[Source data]
● ● ● ● ●
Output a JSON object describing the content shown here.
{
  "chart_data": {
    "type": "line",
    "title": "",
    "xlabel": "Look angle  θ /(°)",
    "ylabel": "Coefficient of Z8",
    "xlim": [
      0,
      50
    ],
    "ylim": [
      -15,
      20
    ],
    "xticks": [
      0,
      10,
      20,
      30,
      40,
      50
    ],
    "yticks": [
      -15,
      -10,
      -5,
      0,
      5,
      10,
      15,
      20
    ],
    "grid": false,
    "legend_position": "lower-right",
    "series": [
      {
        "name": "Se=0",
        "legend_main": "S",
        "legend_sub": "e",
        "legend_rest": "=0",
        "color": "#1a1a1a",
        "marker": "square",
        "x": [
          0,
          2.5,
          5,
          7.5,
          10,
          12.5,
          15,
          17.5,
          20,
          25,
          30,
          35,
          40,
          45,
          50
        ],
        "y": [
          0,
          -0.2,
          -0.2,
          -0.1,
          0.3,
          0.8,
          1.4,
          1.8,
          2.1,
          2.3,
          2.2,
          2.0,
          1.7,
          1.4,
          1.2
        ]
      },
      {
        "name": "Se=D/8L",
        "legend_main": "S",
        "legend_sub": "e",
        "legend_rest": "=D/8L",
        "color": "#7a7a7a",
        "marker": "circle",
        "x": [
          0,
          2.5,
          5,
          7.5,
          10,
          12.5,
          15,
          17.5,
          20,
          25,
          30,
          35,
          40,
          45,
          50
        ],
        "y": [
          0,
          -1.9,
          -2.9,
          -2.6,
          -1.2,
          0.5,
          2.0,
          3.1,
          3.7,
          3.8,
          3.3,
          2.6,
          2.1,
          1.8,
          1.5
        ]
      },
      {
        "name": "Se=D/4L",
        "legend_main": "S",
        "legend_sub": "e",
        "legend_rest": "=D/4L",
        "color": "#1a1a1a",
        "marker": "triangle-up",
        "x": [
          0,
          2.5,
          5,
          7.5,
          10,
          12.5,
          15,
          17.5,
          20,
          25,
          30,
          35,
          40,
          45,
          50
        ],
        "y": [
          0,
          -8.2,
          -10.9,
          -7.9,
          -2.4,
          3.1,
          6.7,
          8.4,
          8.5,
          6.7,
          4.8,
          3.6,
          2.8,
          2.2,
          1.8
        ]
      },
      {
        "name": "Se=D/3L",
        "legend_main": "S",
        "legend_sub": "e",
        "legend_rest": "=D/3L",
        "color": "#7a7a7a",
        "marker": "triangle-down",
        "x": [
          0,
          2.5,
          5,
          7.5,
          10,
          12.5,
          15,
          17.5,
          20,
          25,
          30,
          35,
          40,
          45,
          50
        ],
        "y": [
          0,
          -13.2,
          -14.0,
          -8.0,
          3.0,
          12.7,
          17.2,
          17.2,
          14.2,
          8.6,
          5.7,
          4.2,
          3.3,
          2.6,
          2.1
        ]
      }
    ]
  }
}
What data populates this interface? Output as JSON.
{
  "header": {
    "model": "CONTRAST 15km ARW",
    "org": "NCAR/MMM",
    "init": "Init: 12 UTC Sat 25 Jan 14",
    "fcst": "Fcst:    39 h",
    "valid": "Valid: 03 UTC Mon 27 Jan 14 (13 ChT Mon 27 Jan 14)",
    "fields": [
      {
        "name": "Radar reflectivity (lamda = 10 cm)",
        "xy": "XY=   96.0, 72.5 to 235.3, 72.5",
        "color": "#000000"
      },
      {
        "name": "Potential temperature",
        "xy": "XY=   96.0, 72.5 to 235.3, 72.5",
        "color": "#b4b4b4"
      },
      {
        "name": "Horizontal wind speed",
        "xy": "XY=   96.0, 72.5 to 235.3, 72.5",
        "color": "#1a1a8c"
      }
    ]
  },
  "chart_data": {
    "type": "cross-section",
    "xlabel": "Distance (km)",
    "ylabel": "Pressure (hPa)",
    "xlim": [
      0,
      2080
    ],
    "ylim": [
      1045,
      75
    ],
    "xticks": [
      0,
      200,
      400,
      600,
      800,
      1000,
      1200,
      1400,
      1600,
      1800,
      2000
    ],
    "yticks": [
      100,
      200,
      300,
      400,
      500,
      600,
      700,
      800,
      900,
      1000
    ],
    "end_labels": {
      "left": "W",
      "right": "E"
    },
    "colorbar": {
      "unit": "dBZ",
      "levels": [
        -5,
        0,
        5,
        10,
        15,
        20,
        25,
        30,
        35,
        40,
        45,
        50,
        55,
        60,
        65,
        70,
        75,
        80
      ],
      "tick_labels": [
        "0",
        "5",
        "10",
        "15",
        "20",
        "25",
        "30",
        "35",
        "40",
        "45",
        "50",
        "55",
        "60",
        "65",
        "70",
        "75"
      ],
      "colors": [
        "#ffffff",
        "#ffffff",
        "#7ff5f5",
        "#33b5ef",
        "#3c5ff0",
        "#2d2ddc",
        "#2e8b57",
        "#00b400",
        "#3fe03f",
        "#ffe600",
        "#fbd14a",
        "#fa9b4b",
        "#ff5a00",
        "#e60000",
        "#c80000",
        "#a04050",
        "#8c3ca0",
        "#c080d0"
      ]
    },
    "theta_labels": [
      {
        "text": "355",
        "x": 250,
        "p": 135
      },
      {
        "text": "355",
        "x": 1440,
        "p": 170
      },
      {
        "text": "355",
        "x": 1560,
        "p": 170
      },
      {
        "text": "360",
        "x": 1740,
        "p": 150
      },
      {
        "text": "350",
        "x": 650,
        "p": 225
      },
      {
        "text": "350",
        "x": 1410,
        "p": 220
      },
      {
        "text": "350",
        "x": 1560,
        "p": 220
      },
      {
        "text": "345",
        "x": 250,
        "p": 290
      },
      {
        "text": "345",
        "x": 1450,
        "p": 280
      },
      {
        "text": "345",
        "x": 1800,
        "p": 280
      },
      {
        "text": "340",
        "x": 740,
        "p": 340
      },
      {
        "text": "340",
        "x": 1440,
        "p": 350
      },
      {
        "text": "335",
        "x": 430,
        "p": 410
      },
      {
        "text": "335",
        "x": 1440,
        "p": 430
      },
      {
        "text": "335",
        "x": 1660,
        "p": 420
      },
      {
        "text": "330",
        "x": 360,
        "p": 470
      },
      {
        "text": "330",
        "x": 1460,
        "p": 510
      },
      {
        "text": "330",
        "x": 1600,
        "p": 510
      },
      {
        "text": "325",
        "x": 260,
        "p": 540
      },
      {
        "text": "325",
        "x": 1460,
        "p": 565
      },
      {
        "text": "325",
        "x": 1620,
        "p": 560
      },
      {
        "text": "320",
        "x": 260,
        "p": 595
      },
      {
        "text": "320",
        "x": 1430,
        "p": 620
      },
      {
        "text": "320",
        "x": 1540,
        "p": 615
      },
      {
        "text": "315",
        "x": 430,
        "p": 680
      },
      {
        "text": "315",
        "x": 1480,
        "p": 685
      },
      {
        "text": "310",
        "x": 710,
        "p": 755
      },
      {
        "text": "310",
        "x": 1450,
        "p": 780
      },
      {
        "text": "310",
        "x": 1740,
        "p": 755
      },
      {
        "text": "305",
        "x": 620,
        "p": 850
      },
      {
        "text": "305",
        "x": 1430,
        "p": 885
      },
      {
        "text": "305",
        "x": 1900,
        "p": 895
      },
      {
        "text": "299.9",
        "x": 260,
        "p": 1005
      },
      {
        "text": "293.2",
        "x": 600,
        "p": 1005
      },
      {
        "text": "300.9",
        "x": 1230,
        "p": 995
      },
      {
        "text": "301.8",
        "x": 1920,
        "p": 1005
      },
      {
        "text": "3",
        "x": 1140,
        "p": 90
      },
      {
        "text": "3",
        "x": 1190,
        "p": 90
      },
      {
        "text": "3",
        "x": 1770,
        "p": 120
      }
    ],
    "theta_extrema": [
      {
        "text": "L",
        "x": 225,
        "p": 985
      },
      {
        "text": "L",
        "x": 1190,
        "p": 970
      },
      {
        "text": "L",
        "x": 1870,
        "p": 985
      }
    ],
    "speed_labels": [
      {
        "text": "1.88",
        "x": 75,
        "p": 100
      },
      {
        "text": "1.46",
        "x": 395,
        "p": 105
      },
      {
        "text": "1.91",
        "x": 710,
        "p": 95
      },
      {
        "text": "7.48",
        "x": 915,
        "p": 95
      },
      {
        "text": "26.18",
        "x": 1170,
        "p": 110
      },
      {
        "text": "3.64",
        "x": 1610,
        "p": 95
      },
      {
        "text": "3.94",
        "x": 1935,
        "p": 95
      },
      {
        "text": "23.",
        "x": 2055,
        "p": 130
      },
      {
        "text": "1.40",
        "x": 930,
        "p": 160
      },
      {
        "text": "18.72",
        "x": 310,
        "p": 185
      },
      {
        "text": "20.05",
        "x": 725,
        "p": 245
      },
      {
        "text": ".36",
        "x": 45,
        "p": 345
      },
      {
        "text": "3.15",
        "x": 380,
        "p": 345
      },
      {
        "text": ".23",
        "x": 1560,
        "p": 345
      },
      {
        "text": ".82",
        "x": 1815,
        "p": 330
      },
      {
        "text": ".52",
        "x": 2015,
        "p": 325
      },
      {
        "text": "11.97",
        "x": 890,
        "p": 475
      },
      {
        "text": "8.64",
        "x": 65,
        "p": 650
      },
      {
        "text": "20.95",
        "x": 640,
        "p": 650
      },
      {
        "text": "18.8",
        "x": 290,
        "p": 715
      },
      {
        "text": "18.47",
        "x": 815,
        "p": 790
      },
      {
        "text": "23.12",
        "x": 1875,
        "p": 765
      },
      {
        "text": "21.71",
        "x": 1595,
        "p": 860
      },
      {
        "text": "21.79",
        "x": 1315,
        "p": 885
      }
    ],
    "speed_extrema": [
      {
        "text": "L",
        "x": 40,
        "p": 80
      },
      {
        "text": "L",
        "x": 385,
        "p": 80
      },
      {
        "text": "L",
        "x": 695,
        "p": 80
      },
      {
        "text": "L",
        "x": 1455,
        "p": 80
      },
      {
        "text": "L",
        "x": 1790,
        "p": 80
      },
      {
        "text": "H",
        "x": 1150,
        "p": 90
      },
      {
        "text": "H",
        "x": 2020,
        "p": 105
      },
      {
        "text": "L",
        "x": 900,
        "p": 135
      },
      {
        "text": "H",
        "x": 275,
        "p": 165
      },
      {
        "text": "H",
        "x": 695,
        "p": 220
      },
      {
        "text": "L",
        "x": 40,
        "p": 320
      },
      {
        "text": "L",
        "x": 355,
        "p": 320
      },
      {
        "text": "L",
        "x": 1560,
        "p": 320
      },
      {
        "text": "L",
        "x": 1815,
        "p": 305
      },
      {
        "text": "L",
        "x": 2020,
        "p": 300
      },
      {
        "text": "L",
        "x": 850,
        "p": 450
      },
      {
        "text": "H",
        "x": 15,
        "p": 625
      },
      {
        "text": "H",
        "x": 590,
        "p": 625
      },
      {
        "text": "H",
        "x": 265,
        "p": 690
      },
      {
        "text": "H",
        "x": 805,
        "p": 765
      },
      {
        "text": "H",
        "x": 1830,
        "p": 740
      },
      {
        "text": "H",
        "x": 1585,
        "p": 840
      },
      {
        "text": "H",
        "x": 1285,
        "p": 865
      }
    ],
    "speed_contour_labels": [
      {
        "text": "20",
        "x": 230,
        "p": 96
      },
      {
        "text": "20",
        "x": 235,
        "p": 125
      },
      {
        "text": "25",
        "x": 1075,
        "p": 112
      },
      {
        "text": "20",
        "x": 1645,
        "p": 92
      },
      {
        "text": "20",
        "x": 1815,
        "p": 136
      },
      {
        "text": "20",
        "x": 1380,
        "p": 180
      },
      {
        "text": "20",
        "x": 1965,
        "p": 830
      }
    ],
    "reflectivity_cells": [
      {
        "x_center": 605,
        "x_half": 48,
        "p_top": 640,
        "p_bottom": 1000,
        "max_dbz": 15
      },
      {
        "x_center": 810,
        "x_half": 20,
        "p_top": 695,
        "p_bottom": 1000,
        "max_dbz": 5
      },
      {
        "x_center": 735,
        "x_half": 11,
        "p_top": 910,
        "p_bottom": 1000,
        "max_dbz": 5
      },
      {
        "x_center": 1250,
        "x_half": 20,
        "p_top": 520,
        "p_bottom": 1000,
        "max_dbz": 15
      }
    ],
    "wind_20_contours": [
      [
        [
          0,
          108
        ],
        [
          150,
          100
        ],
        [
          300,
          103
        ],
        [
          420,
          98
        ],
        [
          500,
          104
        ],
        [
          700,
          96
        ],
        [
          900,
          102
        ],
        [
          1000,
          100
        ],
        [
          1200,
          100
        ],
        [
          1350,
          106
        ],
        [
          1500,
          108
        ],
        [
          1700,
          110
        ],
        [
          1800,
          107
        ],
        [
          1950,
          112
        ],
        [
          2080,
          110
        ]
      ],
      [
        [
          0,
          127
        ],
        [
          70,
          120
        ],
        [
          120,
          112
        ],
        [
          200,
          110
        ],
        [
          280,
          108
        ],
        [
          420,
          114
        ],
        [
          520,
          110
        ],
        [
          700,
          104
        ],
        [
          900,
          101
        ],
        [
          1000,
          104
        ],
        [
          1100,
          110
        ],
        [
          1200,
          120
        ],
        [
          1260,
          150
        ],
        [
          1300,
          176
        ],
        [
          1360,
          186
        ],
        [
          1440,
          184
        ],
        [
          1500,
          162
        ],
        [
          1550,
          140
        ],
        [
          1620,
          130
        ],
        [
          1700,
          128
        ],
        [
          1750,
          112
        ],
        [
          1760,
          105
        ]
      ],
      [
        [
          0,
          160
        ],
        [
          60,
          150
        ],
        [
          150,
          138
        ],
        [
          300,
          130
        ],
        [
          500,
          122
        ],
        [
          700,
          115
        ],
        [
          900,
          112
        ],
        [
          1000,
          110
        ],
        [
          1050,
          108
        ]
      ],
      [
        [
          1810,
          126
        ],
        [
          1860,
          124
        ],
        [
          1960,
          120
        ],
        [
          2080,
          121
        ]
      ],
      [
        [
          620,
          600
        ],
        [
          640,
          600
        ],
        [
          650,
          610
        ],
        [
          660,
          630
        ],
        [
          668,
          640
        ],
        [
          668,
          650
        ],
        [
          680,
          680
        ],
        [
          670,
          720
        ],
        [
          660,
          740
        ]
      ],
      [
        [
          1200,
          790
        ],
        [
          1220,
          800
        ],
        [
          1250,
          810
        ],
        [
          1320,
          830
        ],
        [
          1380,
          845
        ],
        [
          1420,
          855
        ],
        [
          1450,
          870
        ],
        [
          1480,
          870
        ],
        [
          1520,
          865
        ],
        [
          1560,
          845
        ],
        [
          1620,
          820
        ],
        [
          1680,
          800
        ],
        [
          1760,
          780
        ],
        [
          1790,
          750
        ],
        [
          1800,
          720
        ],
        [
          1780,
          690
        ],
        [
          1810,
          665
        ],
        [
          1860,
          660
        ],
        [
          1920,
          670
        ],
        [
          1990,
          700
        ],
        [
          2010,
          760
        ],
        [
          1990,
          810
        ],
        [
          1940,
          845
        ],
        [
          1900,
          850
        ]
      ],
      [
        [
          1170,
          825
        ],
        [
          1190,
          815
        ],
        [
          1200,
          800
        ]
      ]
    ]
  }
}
● ● ● ● ●
*WORK REQUIRED*. Search the data for "xlabel" and list every line in which it occurs.

*ANSWER TO THIS PROBLEM*.
    "xlabel": "Look angle  θ /(°)",
    "xlabel": "Distance (km)",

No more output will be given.